--- begin ---

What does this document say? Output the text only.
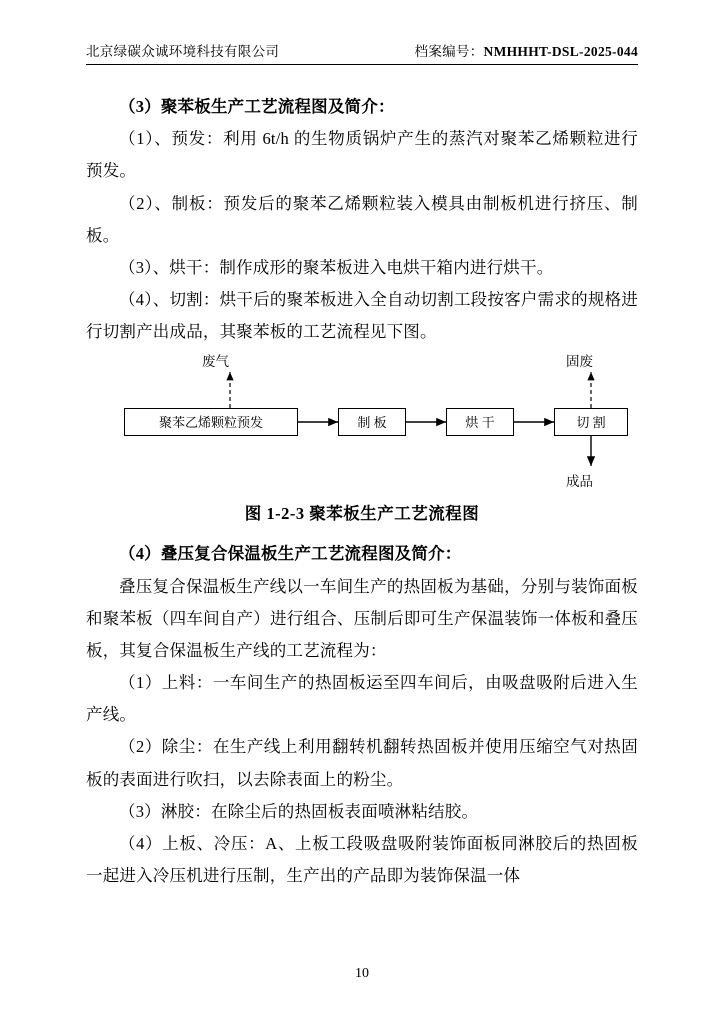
北京绿碳众诚环境科技有限公司	档案编号：NMHHHT-DSL-2025-044

（3）聚苯板生产工艺流程图及简介：

（1）、预发：利用 6t/h 的生物质锅炉产生的蒸汽对聚苯乙烯颗粒进行预发。

（2）、制板：预发后的聚苯乙烯颗粒装入模具由制板机进行挤压、制板。

（3）、烘干：制作成形的聚苯板进入电烘干箱内进行烘干。

（4）、切割：烘干后的聚苯板进入全自动切割工段按客户需求的规格进行切割产出成品，其聚苯板的工艺流程见下图。

废气	固废
成品
聚苯乙烯颗粒预发	制 板	烘 干	切 割
图 1-2-3 聚苯板生产工艺流程图

（4）叠压复合保温板生产工艺流程图及简介：

叠压复合保温板生产线以一车间生产的热固板为基础，分别与装饰面板和聚苯板（四车间自产）进行组合、压制后即可生产保温装饰一体板和叠压板，其复合保温板生产线的工艺流程为：

（1）上料：一车间生产的热固板运至四车间后，由吸盘吸附后进入生产线。

（2）除尘：在生产线上利用翻转机翻转热固板并使用压缩空气对热固板的表面进行吹扫，以去除表面上的粉尘。

（3）淋胶：在除尘后的热固板表面喷淋粘结胶。

（4）上板、冷压：A、上板工段吸盘吸附装饰面板同淋胶后的热固板一起进入冷压机进行压制，生产出的产品即为装饰保温一体

10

--- end ---

Strip the images and reproduce the remaining records precisely.

■ Full output:
What does this document say? Output the text only.
北京绿碳众诚环境科技有限公司	档案编号：NMHHHT-DSL-2025-044

（3）聚苯板生产工艺流程图及简介：

（1）、预发：利用 6t/h 的生物质锅炉产生的蒸汽对聚苯乙烯颗粒进行预发。

（2）、制板：预发后的聚苯乙烯颗粒装入模具由制板机进行挤压、制板。

（3）、烘干：制作成形的聚苯板进入电烘干箱内进行烘干。

（4）、切割：烘干后的聚苯板进入全自动切割工段按客户需求的规格进行切割产出成品，其聚苯板的工艺流程见下图。

废气	固废
成品
聚苯乙烯颗粒预发	制 板	烘 干	切 割
图 1-2-3 聚苯板生产工艺流程图

（4）叠压复合保温板生产工艺流程图及简介：

叠压复合保温板生产线以一车间生产的热固板为基础，分别与装饰面板和聚苯板（四车间自产）进行组合、压制后即可生产保温装饰一体板和叠压板，其复合保温板生产线的工艺流程为：

（1）上料：一车间生产的热固板运至四车间后，由吸盘吸附后进入生产线。

（2）除尘：在生产线上利用翻转机翻转热固板并使用压缩空气对热固板的表面进行吹扫，以去除表面上的粉尘。

（3）淋胶：在除尘后的热固板表面喷淋粘结胶。

（4）上板、冷压：A、上板工段吸盘吸附装饰面板同淋胶后的热固板一起进入冷压机进行压制，生产出的产品即为装饰保温一体

10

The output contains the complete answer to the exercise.